***** Stored data

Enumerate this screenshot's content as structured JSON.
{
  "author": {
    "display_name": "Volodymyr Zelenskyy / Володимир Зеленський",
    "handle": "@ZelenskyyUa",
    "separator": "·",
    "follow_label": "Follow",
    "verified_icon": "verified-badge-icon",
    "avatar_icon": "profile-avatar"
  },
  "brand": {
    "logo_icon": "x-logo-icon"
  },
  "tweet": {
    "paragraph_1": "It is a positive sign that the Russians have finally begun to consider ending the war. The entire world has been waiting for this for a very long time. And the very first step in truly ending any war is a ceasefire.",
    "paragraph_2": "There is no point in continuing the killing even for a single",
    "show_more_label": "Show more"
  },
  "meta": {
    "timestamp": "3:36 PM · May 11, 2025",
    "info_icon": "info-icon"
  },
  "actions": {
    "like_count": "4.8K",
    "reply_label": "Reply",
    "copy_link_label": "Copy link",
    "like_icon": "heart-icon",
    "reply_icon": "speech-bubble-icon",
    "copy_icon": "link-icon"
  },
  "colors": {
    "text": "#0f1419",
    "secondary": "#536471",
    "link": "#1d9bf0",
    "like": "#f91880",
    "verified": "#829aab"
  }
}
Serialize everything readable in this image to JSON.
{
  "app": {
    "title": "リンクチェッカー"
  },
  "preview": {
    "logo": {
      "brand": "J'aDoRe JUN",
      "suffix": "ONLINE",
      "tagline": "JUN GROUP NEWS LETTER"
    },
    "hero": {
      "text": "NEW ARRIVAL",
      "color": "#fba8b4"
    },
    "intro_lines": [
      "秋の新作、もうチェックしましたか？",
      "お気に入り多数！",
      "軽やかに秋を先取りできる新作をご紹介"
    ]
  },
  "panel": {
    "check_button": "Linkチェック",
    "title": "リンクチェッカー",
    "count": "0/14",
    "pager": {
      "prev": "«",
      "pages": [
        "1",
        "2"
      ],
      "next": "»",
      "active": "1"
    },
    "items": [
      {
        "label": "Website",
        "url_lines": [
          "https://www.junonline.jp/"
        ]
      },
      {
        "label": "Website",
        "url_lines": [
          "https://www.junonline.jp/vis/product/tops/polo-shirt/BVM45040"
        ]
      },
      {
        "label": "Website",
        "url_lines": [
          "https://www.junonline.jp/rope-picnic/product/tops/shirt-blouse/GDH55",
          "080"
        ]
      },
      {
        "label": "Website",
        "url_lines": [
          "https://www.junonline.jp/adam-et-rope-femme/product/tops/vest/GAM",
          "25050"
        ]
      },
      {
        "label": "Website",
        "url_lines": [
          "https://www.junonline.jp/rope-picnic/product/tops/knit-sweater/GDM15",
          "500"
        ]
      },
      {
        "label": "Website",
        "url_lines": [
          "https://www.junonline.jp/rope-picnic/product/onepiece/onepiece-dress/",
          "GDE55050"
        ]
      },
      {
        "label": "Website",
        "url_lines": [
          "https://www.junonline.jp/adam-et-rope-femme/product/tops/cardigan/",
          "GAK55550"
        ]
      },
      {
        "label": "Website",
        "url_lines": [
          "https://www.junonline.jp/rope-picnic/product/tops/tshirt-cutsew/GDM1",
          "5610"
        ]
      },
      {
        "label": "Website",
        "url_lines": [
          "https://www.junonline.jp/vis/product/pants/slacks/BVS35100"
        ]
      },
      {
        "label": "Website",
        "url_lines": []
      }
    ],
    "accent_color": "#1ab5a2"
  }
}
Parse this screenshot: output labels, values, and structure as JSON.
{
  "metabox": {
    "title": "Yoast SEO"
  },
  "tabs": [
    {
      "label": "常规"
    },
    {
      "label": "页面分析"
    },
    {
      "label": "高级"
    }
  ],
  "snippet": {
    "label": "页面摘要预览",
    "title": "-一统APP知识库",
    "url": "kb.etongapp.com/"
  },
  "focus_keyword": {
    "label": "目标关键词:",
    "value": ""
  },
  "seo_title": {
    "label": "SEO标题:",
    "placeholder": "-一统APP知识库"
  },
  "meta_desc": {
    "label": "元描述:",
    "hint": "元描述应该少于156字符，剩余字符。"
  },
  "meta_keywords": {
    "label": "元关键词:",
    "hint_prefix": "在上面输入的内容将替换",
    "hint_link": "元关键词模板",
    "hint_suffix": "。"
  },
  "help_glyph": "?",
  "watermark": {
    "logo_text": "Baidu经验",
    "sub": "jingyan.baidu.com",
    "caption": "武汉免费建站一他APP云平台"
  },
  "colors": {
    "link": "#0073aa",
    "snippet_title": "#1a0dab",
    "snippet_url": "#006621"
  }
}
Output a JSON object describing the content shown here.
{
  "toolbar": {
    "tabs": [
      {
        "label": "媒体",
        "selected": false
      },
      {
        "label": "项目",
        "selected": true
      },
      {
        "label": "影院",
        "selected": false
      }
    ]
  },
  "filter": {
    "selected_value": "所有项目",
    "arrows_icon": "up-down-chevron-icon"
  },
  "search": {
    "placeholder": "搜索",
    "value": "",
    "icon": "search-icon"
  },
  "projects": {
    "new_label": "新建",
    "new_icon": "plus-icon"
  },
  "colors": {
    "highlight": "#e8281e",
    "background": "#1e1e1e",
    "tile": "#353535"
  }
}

**********

What needs to be done:
Quote each line of the data above exactly as written.

Result:
Enumerate this screenshot's content as structured JSON.
{
  "author": {
    "display_name": "Volodymyr Zelenskyy / Володимир Зеленський",
    "handle": "@ZelenskyyUa",
    "separator": "·",
    "follow_label": "Follow",
    "verified_icon": "verified-badge-icon",
    "avatar_icon": "profile-avatar"
  },
  "brand": {
    "logo_icon": "x-logo-icon"
  },
  "tweet": {
    "paragraph_1": "It is a positive sign that the Russians have finally begun to consider ending the war. The entire world has been waiting for this for a very long time. And the very first step in truly ending any war is a ceasefire.",
    "paragraph_2": "There is no point in continuing the killing even for a single",
    "show_more_label": "Show more"
  },
  "meta": {
    "timestamp": "3:36 PM · May 11, 2025",
    "info_icon": "info-icon"
  },
  "actions": {
    "like_count": "4.8K",
    "reply_label": "Reply",
    "copy_link_label": "Copy link",
    "like_icon": "heart-icon",
    "reply_icon": "speech-bubble-icon",
    "copy_icon": "link-icon"
  },
  "colors": {
    "text": "#0f1419",
    "secondary": "#536471",
    "link": "#1d9bf0",
    "like": "#f91880",
    "verified": "#829aab"
  }
}
Serialize everything readable in this image to JSON.
{
  "app": {
    "title": "リンクチェッカー"
  },
  "preview": {
    "logo": {
      "brand": "J'aDoRe JUN",
      "suffix": "ONLINE",
      "tagline": "JUN GROUP NEWS LETTER"
    },
    "hero": {
      "text": "NEW ARRIVAL",
      "color": "#fba8b4"
    },
    "intro_lines": [
      "秋の新作、もうチェックしましたか？",
      "お気に入り多数！",
      "軽やかに秋を先取りできる新作をご紹介"
    ]
  },
  "panel": {
    "check_button": "Linkチェック",
    "title": "リンクチェッカー",
    "count": "0/14",
    "pager": {
      "prev": "«",
      "pages": [
        "1",
        "2"
      ],
      "next": "»",
      "active": "1"
    },
    "items": [
      {
        "label": "Website",
        "url_lines": [
          "https://www.junonline.jp/"
        ]
      },
      {
        "label": "Website",
        "url_lines": [
          "https://www.junonline.jp/vis/product/tops/polo-shirt/BVM45040"
        ]
      },
      {
        "label": "Website",
        "url_lines": [
          "https://www.junonline.jp/rope-picnic/product/tops/shirt-blouse/GDH55",
          "080"
        ]
      },
      {
        "label": "Website",
        "url_lines": [
          "https://www.junonline.jp/adam-et-rope-femme/product/tops/vest/GAM",
          "25050"
        ]
      },
      {
        "label": "Website",
        "url_lines": [
          "https://www.junonline.jp/rope-picnic/product/tops/knit-sweater/GDM15",
          "500"
        ]
      },
      {
        "label": "Website",
        "url_lines": [
          "https://www.junonline.jp/rope-picnic/product/onepiece/onepiece-dress/",
          "GDE55050"
        ]
      },
      {
        "label": "Website",
        "url_lines": [
          "https://www.junonline.jp/adam-et-rope-femme/product/tops/cardigan/",
          "GAK55550"
        ]
      },
      {
        "label": "Website",
        "url_lines": [
          "https://www.junonline.jp/rope-picnic/product/tops/tshirt-cutsew/GDM1",
          "5610"
        ]
      },
      {
        "label": "Website",
        "url_lines": [
          "https://www.junonline.jp/vis/product/pants/slacks/BVS35100"
        ]
      },
      {
        "label": "Website",
        "url_lines": []
      }
    ],
    "accent_color": "#1ab5a2"
  }
}
Parse this screenshot: output labels, values, and structure as JSON.
{
  "metabox": {
    "title": "Yoast SEO"
  },
  "tabs": [
    {
      "label": "常规"
    },
    {
      "label": "页面分析"
    },
    {
      "label": "高级"
    }
  ],
  "snippet": {
    "label": "页面摘要预览",
    "title": "-一统APP知识库",
    "url": "kb.etongapp.com/"
  },
  "focus_keyword": {
    "label": "目标关键词:",
    "value": ""
  },
  "seo_title": {
    "label": "SEO标题:",
    "placeholder": "-一统APP知识库"
  },
  "meta_desc": {
    "label": "元描述:",
    "hint": "元描述应该少于156字符，剩余字符。"
  },
  "meta_keywords": {
    "label": "元关键词:",
    "hint_prefix": "在上面输入的内容将替换",
    "hint_link": "元关键词模板",
    "hint_suffix": "。"
  },
  "help_glyph": "?",
  "watermark": {
    "logo_text": "Baidu经验",
    "sub": "jingyan.baidu.com",
    "caption": "武汉免费建站一他APP云平台"
  },
  "colors": {
    "link": "#0073aa",
    "snippet_title": "#1a0dab",
    "snippet_url": "#006621"
  }
}
Output a JSON object describing the content shown here.
{
  "toolbar": {
    "tabs": [
      {
        "label": "媒体",
        "selected": false
      },
      {
        "label": "项目",
        "selected": true
      },
      {
        "label": "影院",
        "selected": false
      }
    ]
  },
  "filter": {
    "selected_value": "所有项目",
    "arrows_icon": "up-down-chevron-icon"
  },
  "search": {
    "placeholder": "搜索",
    "value": "",
    "icon": "search-icon"
  },
  "projects": {
    "new_label": "新建",
    "new_icon": "plus-icon"
  },
  "colors": {
    "highlight": "#e8281e",
    "background": "#1e1e1e",
    "tile": "#353535"
  }
}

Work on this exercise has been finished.